Go through the material below and copy each line where the word "obtain" appears.

--- BEGIN DATA TO USE ---

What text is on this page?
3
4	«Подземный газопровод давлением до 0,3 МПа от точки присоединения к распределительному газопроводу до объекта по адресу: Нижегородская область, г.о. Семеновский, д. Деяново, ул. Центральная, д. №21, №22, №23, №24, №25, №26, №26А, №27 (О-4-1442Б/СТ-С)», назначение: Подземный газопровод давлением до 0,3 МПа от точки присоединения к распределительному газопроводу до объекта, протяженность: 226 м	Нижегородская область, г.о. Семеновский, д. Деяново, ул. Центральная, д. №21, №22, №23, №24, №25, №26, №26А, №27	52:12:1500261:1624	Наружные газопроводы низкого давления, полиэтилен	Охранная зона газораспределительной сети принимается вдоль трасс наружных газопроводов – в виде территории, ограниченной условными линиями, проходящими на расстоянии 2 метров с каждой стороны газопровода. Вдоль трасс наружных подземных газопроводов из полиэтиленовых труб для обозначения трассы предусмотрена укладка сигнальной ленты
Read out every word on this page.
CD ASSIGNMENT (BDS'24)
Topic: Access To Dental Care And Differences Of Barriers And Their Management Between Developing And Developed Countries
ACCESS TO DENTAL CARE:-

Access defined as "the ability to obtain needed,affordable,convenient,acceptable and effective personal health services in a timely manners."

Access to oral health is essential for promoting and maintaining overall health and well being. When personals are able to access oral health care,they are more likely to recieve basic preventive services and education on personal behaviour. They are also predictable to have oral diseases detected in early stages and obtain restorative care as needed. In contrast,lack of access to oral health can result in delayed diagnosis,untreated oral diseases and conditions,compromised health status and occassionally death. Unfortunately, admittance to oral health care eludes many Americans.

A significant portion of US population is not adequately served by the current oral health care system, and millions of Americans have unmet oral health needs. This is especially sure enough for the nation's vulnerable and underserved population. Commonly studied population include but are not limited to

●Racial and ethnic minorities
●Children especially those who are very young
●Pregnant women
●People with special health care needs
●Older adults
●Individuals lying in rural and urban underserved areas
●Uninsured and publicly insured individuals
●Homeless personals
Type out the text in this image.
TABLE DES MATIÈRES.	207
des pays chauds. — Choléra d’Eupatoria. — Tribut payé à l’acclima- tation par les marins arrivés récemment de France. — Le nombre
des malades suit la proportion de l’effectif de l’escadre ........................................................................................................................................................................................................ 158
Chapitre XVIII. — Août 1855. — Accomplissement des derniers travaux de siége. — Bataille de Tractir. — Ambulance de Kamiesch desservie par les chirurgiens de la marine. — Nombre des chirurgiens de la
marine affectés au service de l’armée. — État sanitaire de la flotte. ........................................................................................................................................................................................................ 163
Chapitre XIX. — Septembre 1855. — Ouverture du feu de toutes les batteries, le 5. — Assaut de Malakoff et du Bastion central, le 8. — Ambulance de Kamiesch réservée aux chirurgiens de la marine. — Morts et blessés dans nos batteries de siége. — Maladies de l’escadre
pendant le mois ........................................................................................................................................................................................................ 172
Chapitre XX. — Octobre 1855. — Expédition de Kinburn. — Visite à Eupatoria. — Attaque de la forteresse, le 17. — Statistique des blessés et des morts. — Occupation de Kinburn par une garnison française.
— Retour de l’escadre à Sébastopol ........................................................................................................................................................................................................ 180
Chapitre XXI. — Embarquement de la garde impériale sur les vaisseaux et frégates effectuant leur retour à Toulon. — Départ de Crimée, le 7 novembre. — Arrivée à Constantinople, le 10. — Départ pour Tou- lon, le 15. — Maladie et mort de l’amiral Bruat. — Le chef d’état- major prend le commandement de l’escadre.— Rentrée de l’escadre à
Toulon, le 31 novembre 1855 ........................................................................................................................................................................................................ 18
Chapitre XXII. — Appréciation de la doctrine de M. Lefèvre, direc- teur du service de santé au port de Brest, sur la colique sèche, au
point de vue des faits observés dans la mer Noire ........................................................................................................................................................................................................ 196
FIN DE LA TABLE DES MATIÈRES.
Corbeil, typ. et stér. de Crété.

--- END DATA TO USE ---

# WORKED ANSWER
Access defined as "the ability to obtain needed,affordable,convenient,acceptable and effective personal health services in a timely manners."
Access to oral health is essential for promoting and maintaining overall health and well being. When personals are able to access oral health care,they are more likely to recieve basic preventive services and education on personal behaviour. They are also predictable to have oral diseases detected in early stages and obtain restorative care as needed. In contrast,lack of access to oral health can result in delayed diagnosis,untreated oral diseases and conditions,compromised health status and occassionally death. Unfortunately, admittance to oral health care eludes many Americans.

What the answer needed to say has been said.